WRITTEN REQUEST — Copy every line of the material below word for word, leaving out the picture lines.

(Raw records)
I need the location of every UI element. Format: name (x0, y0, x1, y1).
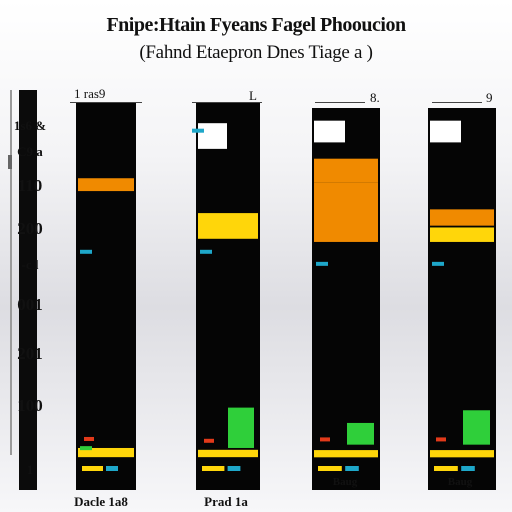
column-top-label: 8. (370, 90, 380, 105)
y-tick-label: 1s6 & (13, 118, 47, 133)
column-top-label: L (249, 88, 257, 103)
bar-base-cyan (345, 466, 359, 471)
y-tick-label: 110 (17, 176, 43, 195)
y-tick-label: -c l (21, 257, 39, 272)
x-category-label: Dacle 1a8 (74, 494, 128, 509)
y-tick-label: 100 (17, 396, 43, 415)
bar-segment-yellow (430, 227, 494, 242)
chart-frame-left (10, 90, 12, 455)
bar-base-yellow (434, 466, 458, 471)
bar-mark-cyan (192, 128, 204, 133)
bar-segment-yellow (430, 450, 494, 458)
bar-column (76, 103, 136, 490)
y-tick-label: 001 (17, 295, 43, 314)
bar-top-cap (314, 120, 345, 143)
bar-mark-cyan (200, 249, 212, 254)
bar-top-cap (430, 120, 461, 143)
column-top-rule (192, 102, 262, 103)
chart-frame-tick (8, 155, 12, 169)
bar-segment-green (228, 407, 254, 448)
bar-segment-yellow (198, 449, 258, 458)
column-top-rule (432, 102, 482, 103)
bar-mark-cyan (432, 261, 444, 266)
chart-subtitle: (Fahnd Etaepron Dnes Tiage a ) (139, 42, 373, 63)
x-category-label: Prad 1a (204, 494, 248, 509)
bar-base-cyan (106, 466, 118, 471)
bar-base-cyan (227, 466, 241, 471)
bar-mark-red (436, 437, 446, 442)
bar-mark-cyan (316, 261, 328, 266)
bar-segment-green (347, 422, 374, 445)
column-top-label: 1 ras9 (74, 86, 106, 101)
bar-mark-cyan (80, 249, 92, 254)
bar-segment-orange (314, 182, 378, 242)
bar-segment-orange (430, 209, 494, 226)
bar-segment-orange (314, 158, 378, 183)
bar-segment-green (463, 410, 490, 445)
y-tick-label: 200 (17, 219, 43, 238)
bar-mark-green (80, 446, 92, 451)
bar-mark-red (320, 437, 330, 442)
y-tick-label: 201 (17, 344, 43, 363)
bar-mark-red (84, 436, 94, 441)
column-top-label: 9 (486, 90, 493, 105)
column-top-rule (315, 102, 365, 103)
y-tick-label: 1 (26, 462, 34, 477)
bar-segment-yellow (78, 447, 134, 458)
x-category-label: Baug (332, 476, 358, 488)
bar-segment-yellow (198, 213, 258, 239)
bar-top-cap (198, 123, 227, 149)
bar-base-yellow (318, 466, 342, 471)
x-category-label: Baug (447, 476, 473, 488)
bar-mark-red (204, 438, 214, 443)
chart-title: Fnipe:Htain Fyeans Fagel Phooucion (106, 14, 406, 36)
column-top-rule (70, 102, 142, 103)
bar-segment-yellow (314, 450, 378, 458)
bar-base-yellow (82, 466, 103, 471)
bar-base-yellow (202, 466, 225, 471)
y-axis-strip (19, 90, 37, 490)
bar-segment-orange (78, 178, 134, 192)
bar-base-cyan (461, 466, 475, 471)
y-tick-label: C9 a (17, 144, 43, 159)
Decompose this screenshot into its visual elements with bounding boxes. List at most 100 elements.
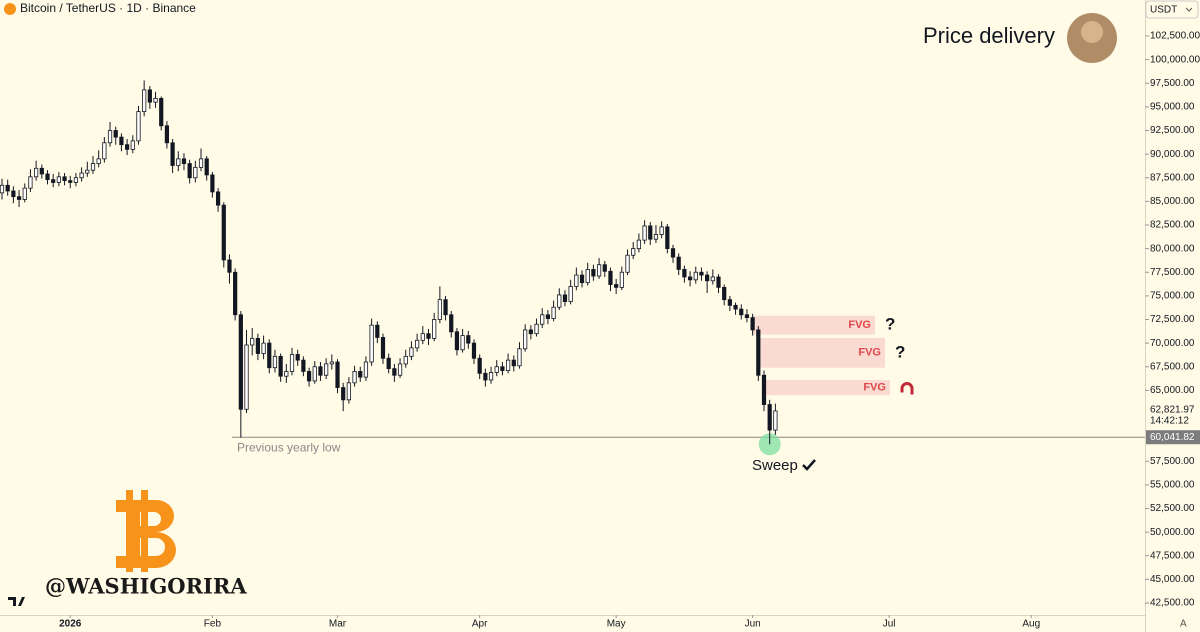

WRITTEN SOLUTION —
I need the location of every UI element. Format: name (x0, y0, x1, y1).
column-top-label: 8. (370, 90, 380, 105)
y-tick-label: 1s6 & (13, 118, 47, 133)
column-top-label: L (249, 88, 257, 103)
bar-base-cyan (345, 466, 359, 471)
y-tick-label: 110 (17, 176, 43, 195)
y-tick-label: -c l (21, 257, 39, 272)
x-category-label: Dacle 1a8 (74, 494, 128, 509)
y-tick-label: 100 (17, 396, 43, 415)
bar-segment-yellow (430, 227, 494, 242)
chart-frame-left (10, 90, 12, 455)
bar-base-yellow (434, 466, 458, 471)
bar-mark-cyan (192, 128, 204, 133)
bar-segment-yellow (430, 450, 494, 458)
bar-column (76, 103, 136, 490)
y-tick-label: 001 (17, 295, 43, 314)
bar-top-cap (314, 120, 345, 143)
bar-mark-cyan (200, 249, 212, 254)
bar-top-cap (430, 120, 461, 143)
column-top-rule (192, 102, 262, 103)
chart-frame-tick (8, 155, 12, 169)
bar-segment-green (228, 407, 254, 448)
bar-segment-yellow (198, 449, 258, 458)
column-top-rule (432, 102, 482, 103)
bar-mark-cyan (432, 261, 444, 266)
chart-subtitle: (Fahnd Etaepron Dnes Tiage a ) (139, 42, 373, 63)
x-category-label: Prad 1a (204, 494, 248, 509)
bar-base-cyan (106, 466, 118, 471)
bar-base-cyan (227, 466, 241, 471)
bar-mark-red (436, 437, 446, 442)
bar-mark-cyan (316, 261, 328, 266)
bar-segment-green (347, 422, 374, 445)
column-top-label: 1 ras9 (74, 86, 106, 101)
bar-mark-cyan (80, 249, 92, 254)
bar-segment-orange (314, 182, 378, 242)
bar-segment-orange (430, 209, 494, 226)
bar-segment-orange (314, 158, 378, 183)
bar-segment-green (463, 410, 490, 445)
y-tick-label: 200 (17, 219, 43, 238)
bar-mark-green (80, 446, 92, 451)
bar-mark-red (320, 437, 330, 442)
y-tick-label: 201 (17, 344, 43, 363)
bar-mark-red (84, 436, 94, 441)
column-top-label: 9 (486, 90, 493, 105)
column-top-rule (315, 102, 365, 103)
y-tick-label: 1 (26, 462, 34, 477)
bar-segment-yellow (78, 447, 134, 458)
x-category-label: Baug (332, 476, 358, 488)
bar-segment-yellow (198, 213, 258, 239)
bar-top-cap (198, 123, 227, 149)
bar-base-yellow (318, 466, 342, 471)
x-category-label: Baug (447, 476, 473, 488)
bar-mark-red (204, 438, 214, 443)
chart-title: Fnipe:Htain Fyeans Fagel Phooucion (106, 14, 406, 36)
column-top-rule (70, 102, 142, 103)
bar-segment-yellow (314, 450, 378, 458)
bar-base-yellow (82, 466, 103, 471)
bar-base-yellow (202, 466, 225, 471)
y-axis-strip (19, 90, 37, 490)
bar-segment-orange (78, 178, 134, 192)
bar-base-cyan (461, 466, 475, 471)
y-tick-label: C9 a (17, 144, 43, 159)
Decompose this screenshot into its visual elements with bounding boxes. List at most 100 elements.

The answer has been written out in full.